╭─ TASK INPUTS
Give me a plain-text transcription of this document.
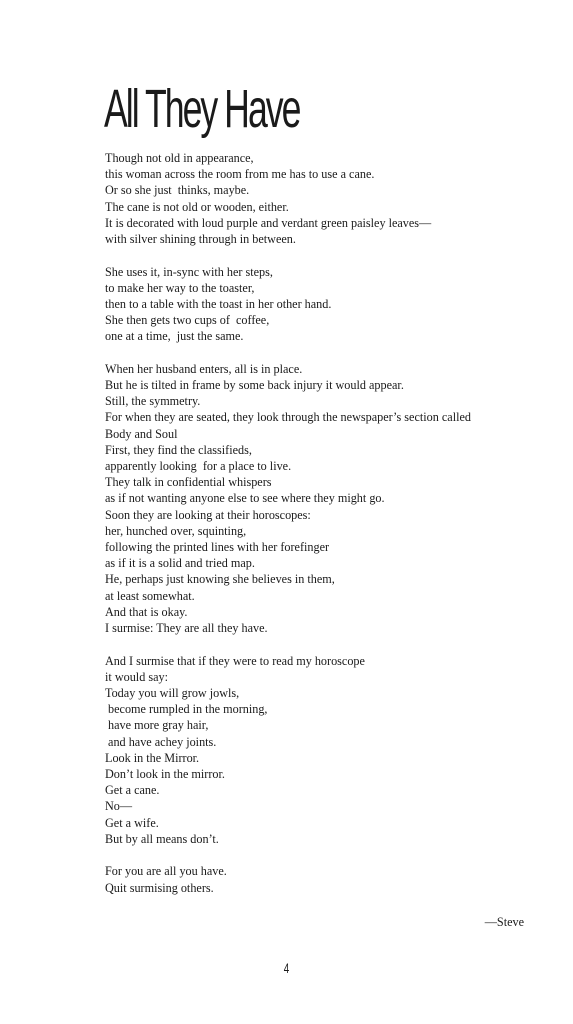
All They Have
Though not old in appearance,
this woman across the room from me has to use a cane.
Or so she just  thinks, maybe.
The cane is not old or wooden, either.
It is decorated with loud purple and verdant green paisley leaves—
with silver shining through in between.
She uses it, in-sync with her steps,
to make her way to the toaster,
then to a table with the toast in her other hand.
She then gets two cups of  coffee,
one at a time,  just the same.
When her husband enters, all is in place.
But he is tilted in frame by some back injury it would appear.
Still, the symmetry.
For when they are seated, they look through the newspaper’s section called
Body and Soul
First, they find the classifieds,
apparently looking  for a place to live.
They talk in confidential whispers
as if not wanting anyone else to see where they might go.
Soon they are looking at their horoscopes:
her, hunched over, squinting,
following the printed lines with her forefinger
as if it is a solid and tried map.
He, perhaps just knowing she believes in them,
at least somewhat.
And that is okay.
I surmise: They are all they have.
And I surmise that if they were to read my horoscope
it would say:
Today you will grow jowls,
become rumpled in the morning,
have more gray hair,
and have achey joints.
Look in the Mirror.
Don’t look in the mirror.
Get a cane.
No—
Get a wife.
But by all means don’t.
For you are all you have.
Quit surmising others.
—Steve
4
╰─
SET TASK - Each record must be quoted in full and exactly. Do not include the pictures.

THE OUTPUT -
Give me a plain-text transcription of this document.
All They Have
Though not old in appearance,
this woman across the room from me has to use a cane.
Or so she just  thinks, maybe.
The cane is not old or wooden, either.
It is decorated with loud purple and verdant green paisley leaves—
with silver shining through in between.
She uses it, in-sync with her steps,
to make her way to the toaster,
then to a table with the toast in her other hand.
She then gets two cups of  coffee,
one at a time,  just the same.
When her husband enters, all is in place.
But he is tilted in frame by some back injury it would appear.
Still, the symmetry.
For when they are seated, they look through the newspaper’s section called
Body and Soul
First, they find the classifieds,
apparently looking  for a place to live.
They talk in confidential whispers
as if not wanting anyone else to see where they might go.
Soon they are looking at their horoscopes:
her, hunched over, squinting,
following the printed lines with her forefinger
as if it is a solid and tried map.
He, perhaps just knowing she believes in them,
at least somewhat.
And that is okay.
I surmise: They are all they have.
And I surmise that if they were to read my horoscope
it would say:
Today you will grow jowls,
become rumpled in the morning,
have more gray hair,
and have achey joints.
Look in the Mirror.
Don’t look in the mirror.
Get a cane.
No—
Get a wife.
But by all means don’t.
For you are all you have.
Quit surmising others.
—Steve
4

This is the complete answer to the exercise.